# RECORD LIST start

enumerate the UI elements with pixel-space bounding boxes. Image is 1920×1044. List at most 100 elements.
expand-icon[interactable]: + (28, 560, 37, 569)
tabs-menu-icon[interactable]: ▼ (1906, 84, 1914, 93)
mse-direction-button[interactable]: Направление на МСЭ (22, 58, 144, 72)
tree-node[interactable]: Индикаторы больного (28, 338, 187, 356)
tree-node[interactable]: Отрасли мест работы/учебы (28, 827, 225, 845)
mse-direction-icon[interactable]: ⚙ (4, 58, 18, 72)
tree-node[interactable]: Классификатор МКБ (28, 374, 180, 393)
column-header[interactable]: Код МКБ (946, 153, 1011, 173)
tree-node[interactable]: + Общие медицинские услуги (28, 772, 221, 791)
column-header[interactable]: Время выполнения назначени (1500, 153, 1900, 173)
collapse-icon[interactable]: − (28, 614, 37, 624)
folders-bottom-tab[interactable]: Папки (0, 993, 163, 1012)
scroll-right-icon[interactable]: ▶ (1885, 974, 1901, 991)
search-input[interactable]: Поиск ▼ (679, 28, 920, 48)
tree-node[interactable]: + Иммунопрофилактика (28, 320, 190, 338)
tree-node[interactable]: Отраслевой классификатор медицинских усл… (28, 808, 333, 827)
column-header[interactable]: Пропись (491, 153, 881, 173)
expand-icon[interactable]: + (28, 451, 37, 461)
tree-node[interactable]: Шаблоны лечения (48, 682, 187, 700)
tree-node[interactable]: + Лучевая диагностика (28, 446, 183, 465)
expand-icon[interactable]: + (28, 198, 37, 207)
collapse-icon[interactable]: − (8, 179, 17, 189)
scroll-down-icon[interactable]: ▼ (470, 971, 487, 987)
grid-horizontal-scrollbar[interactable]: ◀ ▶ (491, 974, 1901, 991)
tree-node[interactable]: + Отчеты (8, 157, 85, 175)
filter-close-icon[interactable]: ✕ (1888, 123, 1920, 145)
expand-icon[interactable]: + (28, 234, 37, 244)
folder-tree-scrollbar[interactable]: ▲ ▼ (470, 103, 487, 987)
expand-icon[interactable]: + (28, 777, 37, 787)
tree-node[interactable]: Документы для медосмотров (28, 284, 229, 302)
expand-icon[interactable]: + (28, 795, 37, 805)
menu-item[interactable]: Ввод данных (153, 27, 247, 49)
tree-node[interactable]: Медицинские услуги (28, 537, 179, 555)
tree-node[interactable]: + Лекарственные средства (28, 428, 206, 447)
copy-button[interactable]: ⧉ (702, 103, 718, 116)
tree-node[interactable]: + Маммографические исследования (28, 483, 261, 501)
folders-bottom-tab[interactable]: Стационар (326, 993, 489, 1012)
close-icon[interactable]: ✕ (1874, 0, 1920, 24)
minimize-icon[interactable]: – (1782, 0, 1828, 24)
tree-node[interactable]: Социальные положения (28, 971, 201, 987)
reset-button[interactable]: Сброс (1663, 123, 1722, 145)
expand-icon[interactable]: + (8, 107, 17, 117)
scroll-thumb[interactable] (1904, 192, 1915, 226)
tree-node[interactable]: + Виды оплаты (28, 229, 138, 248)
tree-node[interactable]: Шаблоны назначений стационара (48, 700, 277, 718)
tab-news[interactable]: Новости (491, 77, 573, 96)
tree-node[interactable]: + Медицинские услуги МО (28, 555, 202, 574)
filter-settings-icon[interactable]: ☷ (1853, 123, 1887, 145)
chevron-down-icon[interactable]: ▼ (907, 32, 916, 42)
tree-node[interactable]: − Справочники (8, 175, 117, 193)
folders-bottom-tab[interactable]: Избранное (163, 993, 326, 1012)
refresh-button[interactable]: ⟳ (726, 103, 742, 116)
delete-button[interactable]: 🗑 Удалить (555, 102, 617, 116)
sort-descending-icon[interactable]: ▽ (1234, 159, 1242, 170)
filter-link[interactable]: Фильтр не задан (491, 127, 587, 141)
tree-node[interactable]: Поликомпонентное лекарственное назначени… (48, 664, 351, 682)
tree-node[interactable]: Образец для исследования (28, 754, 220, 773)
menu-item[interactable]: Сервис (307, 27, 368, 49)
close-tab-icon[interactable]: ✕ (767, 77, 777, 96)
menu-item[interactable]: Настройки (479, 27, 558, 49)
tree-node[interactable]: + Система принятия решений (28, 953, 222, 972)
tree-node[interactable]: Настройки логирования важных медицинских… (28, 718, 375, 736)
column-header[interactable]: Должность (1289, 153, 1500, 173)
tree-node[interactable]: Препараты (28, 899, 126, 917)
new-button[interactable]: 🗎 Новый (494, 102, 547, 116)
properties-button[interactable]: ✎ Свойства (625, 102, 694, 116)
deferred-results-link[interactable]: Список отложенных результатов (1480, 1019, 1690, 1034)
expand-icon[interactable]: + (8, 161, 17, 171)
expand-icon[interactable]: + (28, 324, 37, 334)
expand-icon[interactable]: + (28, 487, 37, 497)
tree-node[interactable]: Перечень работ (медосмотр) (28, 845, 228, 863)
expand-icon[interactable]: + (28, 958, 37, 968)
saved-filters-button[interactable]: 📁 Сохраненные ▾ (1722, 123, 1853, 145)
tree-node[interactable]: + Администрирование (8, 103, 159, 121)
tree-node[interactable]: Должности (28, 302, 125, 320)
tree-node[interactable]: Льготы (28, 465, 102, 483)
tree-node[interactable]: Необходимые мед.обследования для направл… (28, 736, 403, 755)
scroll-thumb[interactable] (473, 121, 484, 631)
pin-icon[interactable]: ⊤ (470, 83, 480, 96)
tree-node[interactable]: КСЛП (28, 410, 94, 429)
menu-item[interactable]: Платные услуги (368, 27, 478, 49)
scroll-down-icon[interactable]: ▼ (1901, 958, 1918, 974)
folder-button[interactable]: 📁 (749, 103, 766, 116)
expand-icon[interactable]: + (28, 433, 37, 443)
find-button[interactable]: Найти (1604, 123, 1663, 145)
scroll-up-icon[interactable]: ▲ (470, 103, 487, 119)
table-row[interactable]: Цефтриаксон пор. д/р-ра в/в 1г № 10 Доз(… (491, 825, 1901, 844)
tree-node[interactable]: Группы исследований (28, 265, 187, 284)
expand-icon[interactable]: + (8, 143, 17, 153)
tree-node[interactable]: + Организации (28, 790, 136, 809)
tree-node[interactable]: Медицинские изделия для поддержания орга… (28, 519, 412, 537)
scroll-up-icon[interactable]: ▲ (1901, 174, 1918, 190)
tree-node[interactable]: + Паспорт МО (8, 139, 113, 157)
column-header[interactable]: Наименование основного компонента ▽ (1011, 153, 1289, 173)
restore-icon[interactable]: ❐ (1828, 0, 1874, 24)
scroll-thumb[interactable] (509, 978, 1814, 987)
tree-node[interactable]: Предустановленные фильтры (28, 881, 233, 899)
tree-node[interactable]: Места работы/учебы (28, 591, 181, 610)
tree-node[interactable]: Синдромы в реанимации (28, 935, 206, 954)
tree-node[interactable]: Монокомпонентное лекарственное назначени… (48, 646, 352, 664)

# RECORD LIST end

[GOAL]: Update the data so that "tree-node" reads "tree-item" everywhere, with every other character left as it is.

[WRITTEN REPLY]:
enumerate the UI elements with pixel-space bounding boxes. Image is 1920×1044. List at most 100 elements.
expand-icon[interactable]: + (28, 560, 37, 569)
tabs-menu-icon[interactable]: ▼ (1906, 84, 1914, 93)
mse-direction-button[interactable]: Направление на МСЭ (22, 58, 144, 72)
tree-item[interactable]: Индикаторы больного (28, 338, 187, 356)
tree-item[interactable]: Отрасли мест работы/учебы (28, 827, 225, 845)
mse-direction-icon[interactable]: ⚙ (4, 58, 18, 72)
tree-item[interactable]: Классификатор МКБ (28, 374, 180, 393)
column-header[interactable]: Код МКБ (946, 153, 1011, 173)
tree-item[interactable]: + Общие медицинские услуги (28, 772, 221, 791)
column-header[interactable]: Время выполнения назначени (1500, 153, 1900, 173)
collapse-icon[interactable]: − (28, 614, 37, 624)
folders-bottom-tab[interactable]: Папки (0, 993, 163, 1012)
scroll-right-icon[interactable]: ▶ (1885, 974, 1901, 991)
search-input[interactable]: Поиск ▼ (679, 28, 920, 48)
tree-item[interactable]: + Иммунопрофилактика (28, 320, 190, 338)
tree-item[interactable]: Отраслевой классификатор медицинских усл… (28, 808, 333, 827)
column-header[interactable]: Пропись (491, 153, 881, 173)
expand-icon[interactable]: + (28, 451, 37, 461)
tree-item[interactable]: Шаблоны лечения (48, 682, 187, 700)
tree-item[interactable]: + Лучевая диагностика (28, 446, 183, 465)
expand-icon[interactable]: + (28, 198, 37, 207)
collapse-icon[interactable]: − (8, 179, 17, 189)
scroll-down-icon[interactable]: ▼ (470, 971, 487, 987)
grid-horizontal-scrollbar[interactable]: ◀ ▶ (491, 974, 1901, 991)
tree-item[interactable]: + Отчеты (8, 157, 85, 175)
filter-close-icon[interactable]: ✕ (1888, 123, 1920, 145)
expand-icon[interactable]: + (28, 234, 37, 244)
folder-tree-scrollbar[interactable]: ▲ ▼ (470, 103, 487, 987)
expand-icon[interactable]: + (28, 777, 37, 787)
tree-item[interactable]: Документы для медосмотров (28, 284, 229, 302)
expand-icon[interactable]: + (28, 795, 37, 805)
menu-item[interactable]: Ввод данных (153, 27, 247, 49)
tree-item[interactable]: Медицинские услуги (28, 537, 179, 555)
tree-item[interactable]: + Лекарственные средства (28, 428, 206, 447)
copy-button[interactable]: ⧉ (702, 103, 718, 116)
tree-item[interactable]: + Маммографические исследования (28, 483, 261, 501)
folders-bottom-tab[interactable]: Стационар (326, 993, 489, 1012)
close-icon[interactable]: ✕ (1874, 0, 1920, 24)
minimize-icon[interactable]: – (1782, 0, 1828, 24)
tree-item[interactable]: Социальные положения (28, 971, 201, 987)
reset-button[interactable]: Сброс (1663, 123, 1722, 145)
expand-icon[interactable]: + (8, 107, 17, 117)
scroll-thumb[interactable] (1904, 192, 1915, 226)
tree-item[interactable]: + Виды оплаты (28, 229, 138, 248)
tree-item[interactable]: Шаблоны назначений стационара (48, 700, 277, 718)
tab-news[interactable]: Новости (491, 77, 573, 96)
tree-item[interactable]: + Медицинские услуги МО (28, 555, 202, 574)
filter-settings-icon[interactable]: ☷ (1853, 123, 1887, 145)
chevron-down-icon[interactable]: ▼ (907, 32, 916, 42)
tree-item[interactable]: − Справочники (8, 175, 117, 193)
folders-bottom-tab[interactable]: Избранное (163, 993, 326, 1012)
refresh-button[interactable]: ⟳ (726, 103, 742, 116)
delete-button[interactable]: 🗑 Удалить (555, 102, 617, 116)
sort-descending-icon[interactable]: ▽ (1234, 159, 1242, 170)
filter-link[interactable]: Фильтр не задан (491, 127, 587, 141)
tree-item[interactable]: Поликомпонентное лекарственное назначени… (48, 664, 351, 682)
tree-item[interactable]: Образец для исследования (28, 754, 220, 773)
menu-item[interactable]: Сервис (307, 27, 368, 49)
close-tab-icon[interactable]: ✕ (767, 77, 777, 96)
menu-item[interactable]: Настройки (479, 27, 558, 49)
tree-item[interactable]: + Система принятия решений (28, 953, 222, 972)
tree-item[interactable]: Настройки логирования важных медицинских… (28, 718, 375, 736)
column-header[interactable]: Должность (1289, 153, 1500, 173)
tree-item[interactable]: Препараты (28, 899, 126, 917)
new-button[interactable]: 🗎 Новый (494, 102, 547, 116)
properties-button[interactable]: ✎ Свойства (625, 102, 694, 116)
deferred-results-link[interactable]: Список отложенных результатов (1480, 1019, 1690, 1034)
expand-icon[interactable]: + (8, 161, 17, 171)
expand-icon[interactable]: + (28, 324, 37, 334)
expand-icon[interactable]: + (28, 487, 37, 497)
tree-item[interactable]: Перечень работ (медосмотр) (28, 845, 228, 863)
expand-icon[interactable]: + (28, 958, 37, 968)
saved-filters-button[interactable]: 📁 Сохраненные ▾ (1722, 123, 1853, 145)
tree-item[interactable]: + Администрирование (8, 103, 159, 121)
tree-item[interactable]: Должности (28, 302, 125, 320)
tree-item[interactable]: Льготы (28, 465, 102, 483)
tree-item[interactable]: Необходимые мед.обследования для направл… (28, 736, 403, 755)
scroll-thumb[interactable] (473, 121, 484, 631)
pin-icon[interactable]: ⊤ (470, 83, 480, 96)
tree-item[interactable]: КСЛП (28, 410, 94, 429)
menu-item[interactable]: Платные услуги (368, 27, 478, 49)
scroll-down-icon[interactable]: ▼ (1901, 958, 1918, 974)
folder-button[interactable]: 📁 (749, 103, 766, 116)
expand-icon[interactable]: + (28, 433, 37, 443)
find-button[interactable]: Найти (1604, 123, 1663, 145)
scroll-up-icon[interactable]: ▲ (470, 103, 487, 119)
table-row[interactable]: Цефтриаксон пор. д/р-ра в/в 1г № 10 Доз(… (491, 825, 1901, 844)
tree-item[interactable]: Группы исследований (28, 265, 187, 284)
expand-icon[interactable]: + (8, 143, 17, 153)
tree-item[interactable]: + Организации (28, 790, 136, 809)
tree-item[interactable]: Медицинские изделия для поддержания орга… (28, 519, 412, 537)
scroll-up-icon[interactable]: ▲ (1901, 174, 1918, 190)
tree-item[interactable]: + Паспорт МО (8, 139, 113, 157)
column-header[interactable]: Наименование основного компонента ▽ (1011, 153, 1289, 173)
restore-icon[interactable]: ❐ (1828, 0, 1874, 24)
scroll-thumb[interactable] (509, 978, 1814, 987)
tree-item[interactable]: Предустановленные фильтры (28, 881, 233, 899)
tree-item[interactable]: Места работы/учебы (28, 591, 181, 610)
tree-item[interactable]: Синдромы в реанимации (28, 935, 206, 954)
tree-item[interactable]: Монокомпонентное лекарственное назначени… (48, 646, 352, 664)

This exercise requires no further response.